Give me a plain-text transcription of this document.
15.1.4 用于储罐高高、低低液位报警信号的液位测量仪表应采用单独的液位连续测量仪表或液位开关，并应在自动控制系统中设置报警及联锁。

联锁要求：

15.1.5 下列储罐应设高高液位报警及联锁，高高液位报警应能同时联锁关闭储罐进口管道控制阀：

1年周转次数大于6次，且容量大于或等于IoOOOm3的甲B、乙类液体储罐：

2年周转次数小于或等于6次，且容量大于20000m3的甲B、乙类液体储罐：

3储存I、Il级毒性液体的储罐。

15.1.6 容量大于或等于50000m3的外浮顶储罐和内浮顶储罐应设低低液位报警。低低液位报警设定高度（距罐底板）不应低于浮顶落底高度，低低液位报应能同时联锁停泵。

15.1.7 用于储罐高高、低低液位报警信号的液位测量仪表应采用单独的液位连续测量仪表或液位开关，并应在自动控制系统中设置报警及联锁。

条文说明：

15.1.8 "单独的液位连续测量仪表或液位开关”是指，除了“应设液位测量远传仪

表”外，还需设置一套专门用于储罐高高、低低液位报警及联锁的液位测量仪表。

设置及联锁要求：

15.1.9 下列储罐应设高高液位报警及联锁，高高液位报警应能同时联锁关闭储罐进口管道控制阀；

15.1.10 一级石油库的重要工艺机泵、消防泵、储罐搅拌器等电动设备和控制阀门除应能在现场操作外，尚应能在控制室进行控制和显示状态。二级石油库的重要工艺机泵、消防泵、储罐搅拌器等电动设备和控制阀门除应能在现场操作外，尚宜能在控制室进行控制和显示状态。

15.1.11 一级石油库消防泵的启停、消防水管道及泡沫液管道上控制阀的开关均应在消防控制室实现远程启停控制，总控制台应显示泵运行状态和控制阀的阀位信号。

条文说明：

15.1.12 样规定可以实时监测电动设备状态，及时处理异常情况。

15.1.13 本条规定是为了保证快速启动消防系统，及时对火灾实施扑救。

▶ Your objective:
Each line in the material above must be retyped without alteration.

▶ Answer for this exercise:
Give me a plain-text transcription of this document.
15.1.4 用于储罐高高、低低液位报警信号的液位测量仪表应采用单独的液位连续测量仪表或液位开关，并应在自动控制系统中设置报警及联锁。

联锁要求：

15.1.5 下列储罐应设高高液位报警及联锁，高高液位报警应能同时联锁关闭储罐进口管道控制阀：

1年周转次数大于6次，且容量大于或等于IoOOOm3的甲B、乙类液体储罐：

2年周转次数小于或等于6次，且容量大于20000m3的甲B、乙类液体储罐：

3储存I、Il级毒性液体的储罐。

15.1.6 容量大于或等于50000m3的外浮顶储罐和内浮顶储罐应设低低液位报警。低低液位报警设定高度（距罐底板）不应低于浮顶落底高度，低低液位报应能同时联锁停泵。

15.1.7 用于储罐高高、低低液位报警信号的液位测量仪表应采用单独的液位连续测量仪表或液位开关，并应在自动控制系统中设置报警及联锁。

条文说明：

15.1.8 "单独的液位连续测量仪表或液位开关”是指，除了“应设液位测量远传仪

表”外，还需设置一套专门用于储罐高高、低低液位报警及联锁的液位测量仪表。

设置及联锁要求：

15.1.9 下列储罐应设高高液位报警及联锁，高高液位报警应能同时联锁关闭储罐进口管道控制阀；

15.1.10 一级石油库的重要工艺机泵、消防泵、储罐搅拌器等电动设备和控制阀门除应能在现场操作外，尚应能在控制室进行控制和显示状态。二级石油库的重要工艺机泵、消防泵、储罐搅拌器等电动设备和控制阀门除应能在现场操作外，尚宜能在控制室进行控制和显示状态。

15.1.11 一级石油库消防泵的启停、消防水管道及泡沫液管道上控制阀的开关均应在消防控制室实现远程启停控制，总控制台应显示泵运行状态和控制阀的阀位信号。

条文说明：

15.1.12 样规定可以实时监测电动设备状态，及时处理异常情况。

15.1.13 本条规定是为了保证快速启动消防系统，及时对火灾实施扑救。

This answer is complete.